What you will do — Do not include the pictures; repeat the rest of the data exactly.

***** Dataset *****

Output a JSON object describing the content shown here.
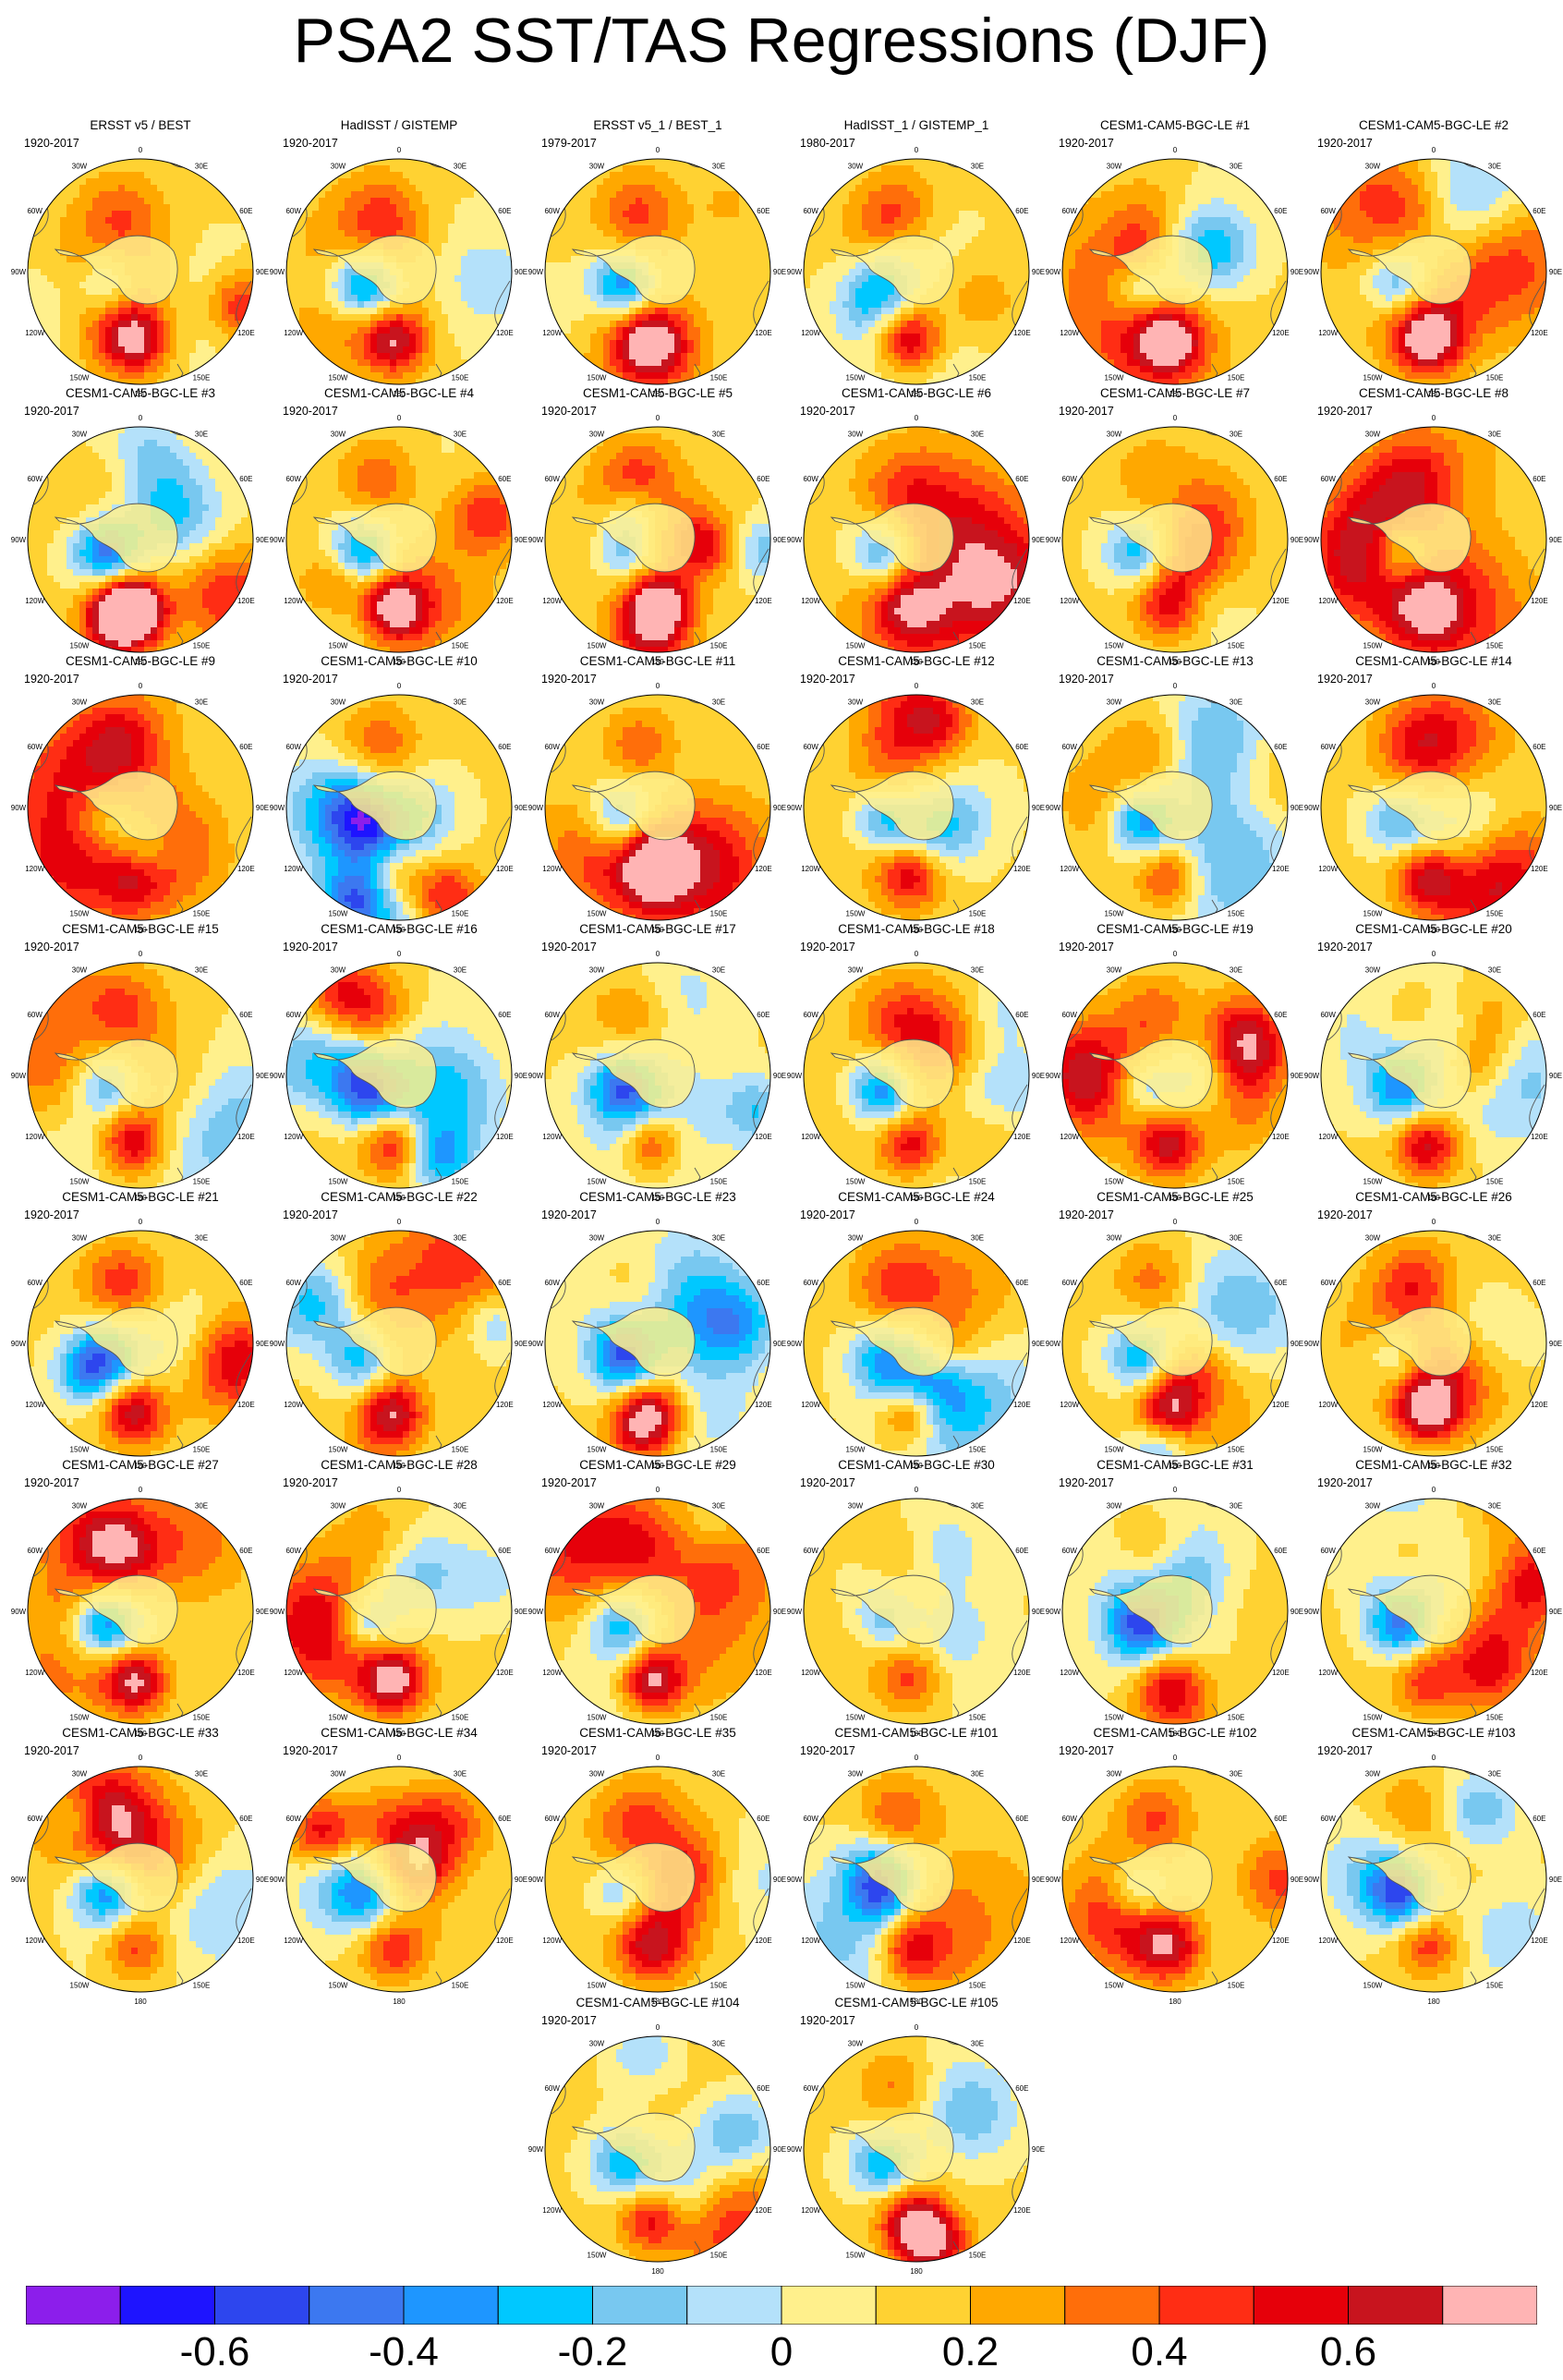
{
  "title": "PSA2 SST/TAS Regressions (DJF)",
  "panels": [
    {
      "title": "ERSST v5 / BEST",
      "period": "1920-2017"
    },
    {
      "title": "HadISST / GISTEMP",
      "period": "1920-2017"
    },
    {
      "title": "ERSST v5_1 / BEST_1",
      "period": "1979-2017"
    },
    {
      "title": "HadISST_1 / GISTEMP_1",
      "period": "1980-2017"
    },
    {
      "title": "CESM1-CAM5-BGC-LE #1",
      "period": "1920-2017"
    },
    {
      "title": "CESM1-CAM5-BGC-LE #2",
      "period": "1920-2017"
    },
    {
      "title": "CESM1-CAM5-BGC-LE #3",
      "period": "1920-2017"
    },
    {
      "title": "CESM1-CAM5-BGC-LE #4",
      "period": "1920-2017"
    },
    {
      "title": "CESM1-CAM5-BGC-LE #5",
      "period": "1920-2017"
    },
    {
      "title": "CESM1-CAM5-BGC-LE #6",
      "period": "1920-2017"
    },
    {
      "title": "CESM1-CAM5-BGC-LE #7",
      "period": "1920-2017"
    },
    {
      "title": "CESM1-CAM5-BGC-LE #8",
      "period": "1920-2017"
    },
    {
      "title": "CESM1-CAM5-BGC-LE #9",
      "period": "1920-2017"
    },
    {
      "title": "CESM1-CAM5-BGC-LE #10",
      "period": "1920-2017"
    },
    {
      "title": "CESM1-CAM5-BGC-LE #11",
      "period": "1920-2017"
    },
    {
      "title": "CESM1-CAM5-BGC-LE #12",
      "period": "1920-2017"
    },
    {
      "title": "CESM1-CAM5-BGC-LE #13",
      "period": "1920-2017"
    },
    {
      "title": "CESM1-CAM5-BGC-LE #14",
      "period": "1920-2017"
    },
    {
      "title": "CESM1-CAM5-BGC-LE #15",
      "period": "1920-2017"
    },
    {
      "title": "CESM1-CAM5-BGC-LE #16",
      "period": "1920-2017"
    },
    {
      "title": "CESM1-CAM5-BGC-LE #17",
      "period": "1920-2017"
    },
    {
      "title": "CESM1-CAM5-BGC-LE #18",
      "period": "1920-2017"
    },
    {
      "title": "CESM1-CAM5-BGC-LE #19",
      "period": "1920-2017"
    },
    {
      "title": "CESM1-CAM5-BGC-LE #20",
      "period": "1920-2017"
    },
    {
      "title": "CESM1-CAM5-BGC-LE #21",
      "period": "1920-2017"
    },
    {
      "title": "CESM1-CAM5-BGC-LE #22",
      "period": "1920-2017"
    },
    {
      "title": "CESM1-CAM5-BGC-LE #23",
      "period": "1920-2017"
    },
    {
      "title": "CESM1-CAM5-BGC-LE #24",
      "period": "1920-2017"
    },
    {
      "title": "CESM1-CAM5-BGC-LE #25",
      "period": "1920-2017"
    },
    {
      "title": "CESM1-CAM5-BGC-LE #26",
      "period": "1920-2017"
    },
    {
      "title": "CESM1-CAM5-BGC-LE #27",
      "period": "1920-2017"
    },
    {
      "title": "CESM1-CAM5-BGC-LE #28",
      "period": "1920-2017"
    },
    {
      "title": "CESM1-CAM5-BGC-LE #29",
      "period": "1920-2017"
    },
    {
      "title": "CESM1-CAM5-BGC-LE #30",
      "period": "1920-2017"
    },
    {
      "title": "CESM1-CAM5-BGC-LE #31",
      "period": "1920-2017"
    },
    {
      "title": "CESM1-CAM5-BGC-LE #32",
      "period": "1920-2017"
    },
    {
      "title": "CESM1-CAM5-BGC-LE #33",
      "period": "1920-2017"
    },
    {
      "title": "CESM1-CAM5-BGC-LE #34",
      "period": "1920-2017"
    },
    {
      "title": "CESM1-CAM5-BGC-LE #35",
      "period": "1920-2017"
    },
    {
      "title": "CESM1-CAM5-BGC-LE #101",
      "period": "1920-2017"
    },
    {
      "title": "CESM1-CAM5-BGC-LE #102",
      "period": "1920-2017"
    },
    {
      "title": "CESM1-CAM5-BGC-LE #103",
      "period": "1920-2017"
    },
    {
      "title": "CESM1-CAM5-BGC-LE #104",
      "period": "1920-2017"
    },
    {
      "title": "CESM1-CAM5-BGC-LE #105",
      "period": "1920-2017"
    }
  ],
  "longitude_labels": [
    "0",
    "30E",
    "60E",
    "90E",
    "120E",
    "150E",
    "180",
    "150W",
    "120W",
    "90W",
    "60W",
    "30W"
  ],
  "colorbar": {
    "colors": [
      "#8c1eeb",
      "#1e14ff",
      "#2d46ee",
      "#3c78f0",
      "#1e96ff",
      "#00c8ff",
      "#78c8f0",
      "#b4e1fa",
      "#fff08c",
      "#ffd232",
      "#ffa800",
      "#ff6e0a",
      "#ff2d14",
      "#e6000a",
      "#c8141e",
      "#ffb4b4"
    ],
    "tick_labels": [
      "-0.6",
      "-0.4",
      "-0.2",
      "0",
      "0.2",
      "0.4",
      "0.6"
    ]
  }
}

*****

Completed task —
Output a JSON object describing the content shown here.
{
  "title": "PSA2 SST/TAS Regressions (DJF)",
  "panels": [
    {
      "title": "ERSST v5 / BEST",
      "period": "1920-2017"
    },
    {
      "title": "HadISST / GISTEMP",
      "period": "1920-2017"
    },
    {
      "title": "ERSST v5_1 / BEST_1",
      "period": "1979-2017"
    },
    {
      "title": "HadISST_1 / GISTEMP_1",
      "period": "1980-2017"
    },
    {
      "title": "CESM1-CAM5-BGC-LE #1",
      "period": "1920-2017"
    },
    {
      "title": "CESM1-CAM5-BGC-LE #2",
      "period": "1920-2017"
    },
    {
      "title": "CESM1-CAM5-BGC-LE #3",
      "period": "1920-2017"
    },
    {
      "title": "CESM1-CAM5-BGC-LE #4",
      "period": "1920-2017"
    },
    {
      "title": "CESM1-CAM5-BGC-LE #5",
      "period": "1920-2017"
    },
    {
      "title": "CESM1-CAM5-BGC-LE #6",
      "period": "1920-2017"
    },
    {
      "title": "CESM1-CAM5-BGC-LE #7",
      "period": "1920-2017"
    },
    {
      "title": "CESM1-CAM5-BGC-LE #8",
      "period": "1920-2017"
    },
    {
      "title": "CESM1-CAM5-BGC-LE #9",
      "period": "1920-2017"
    },
    {
      "title": "CESM1-CAM5-BGC-LE #10",
      "period": "1920-2017"
    },
    {
      "title": "CESM1-CAM5-BGC-LE #11",
      "period": "1920-2017"
    },
    {
      "title": "CESM1-CAM5-BGC-LE #12",
      "period": "1920-2017"
    },
    {
      "title": "CESM1-CAM5-BGC-LE #13",
      "period": "1920-2017"
    },
    {
      "title": "CESM1-CAM5-BGC-LE #14",
      "period": "1920-2017"
    },
    {
      "title": "CESM1-CAM5-BGC-LE #15",
      "period": "1920-2017"
    },
    {
      "title": "CESM1-CAM5-BGC-LE #16",
      "period": "1920-2017"
    },
    {
      "title": "CESM1-CAM5-BGC-LE #17",
      "period": "1920-2017"
    },
    {
      "title": "CESM1-CAM5-BGC-LE #18",
      "period": "1920-2017"
    },
    {
      "title": "CESM1-CAM5-BGC-LE #19",
      "period": "1920-2017"
    },
    {
      "title": "CESM1-CAM5-BGC-LE #20",
      "period": "1920-2017"
    },
    {
      "title": "CESM1-CAM5-BGC-LE #21",
      "period": "1920-2017"
    },
    {
      "title": "CESM1-CAM5-BGC-LE #22",
      "period": "1920-2017"
    },
    {
      "title": "CESM1-CAM5-BGC-LE #23",
      "period": "1920-2017"
    },
    {
      "title": "CESM1-CAM5-BGC-LE #24",
      "period": "1920-2017"
    },
    {
      "title": "CESM1-CAM5-BGC-LE #25",
      "period": "1920-2017"
    },
    {
      "title": "CESM1-CAM5-BGC-LE #26",
      "period": "1920-2017"
    },
    {
      "title": "CESM1-CAM5-BGC-LE #27",
      "period": "1920-2017"
    },
    {
      "title": "CESM1-CAM5-BGC-LE #28",
      "period": "1920-2017"
    },
    {
      "title": "CESM1-CAM5-BGC-LE #29",
      "period": "1920-2017"
    },
    {
      "title": "CESM1-CAM5-BGC-LE #30",
      "period": "1920-2017"
    },
    {
      "title": "CESM1-CAM5-BGC-LE #31",
      "period": "1920-2017"
    },
    {
      "title": "CESM1-CAM5-BGC-LE #32",
      "period": "1920-2017"
    },
    {
      "title": "CESM1-CAM5-BGC-LE #33",
      "period": "1920-2017"
    },
    {
      "title": "CESM1-CAM5-BGC-LE #34",
      "period": "1920-2017"
    },
    {
      "title": "CESM1-CAM5-BGC-LE #35",
      "period": "1920-2017"
    },
    {
      "title": "CESM1-CAM5-BGC-LE #101",
      "period": "1920-2017"
    },
    {
      "title": "CESM1-CAM5-BGC-LE #102",
      "period": "1920-2017"
    },
    {
      "title": "CESM1-CAM5-BGC-LE #103",
      "period": "1920-2017"
    },
    {
      "title": "CESM1-CAM5-BGC-LE #104",
      "period": "1920-2017"
    },
    {
      "title": "CESM1-CAM5-BGC-LE #105",
      "period": "1920-2017"
    }
  ],
  "longitude_labels": [
    "0",
    "30E",
    "60E",
    "90E",
    "120E",
    "150E",
    "180",
    "150W",
    "120W",
    "90W",
    "60W",
    "30W"
  ],
  "colorbar": {
    "colors": [
      "#8c1eeb",
      "#1e14ff",
      "#2d46ee",
      "#3c78f0",
      "#1e96ff",
      "#00c8ff",
      "#78c8f0",
      "#b4e1fa",
      "#fff08c",
      "#ffd232",
      "#ffa800",
      "#ff6e0a",
      "#ff2d14",
      "#e6000a",
      "#c8141e",
      "#ffb4b4"
    ],
    "tick_labels": [
      "-0.6",
      "-0.4",
      "-0.2",
      "0",
      "0.2",
      "0.4",
      "0.6"
    ]
  }
}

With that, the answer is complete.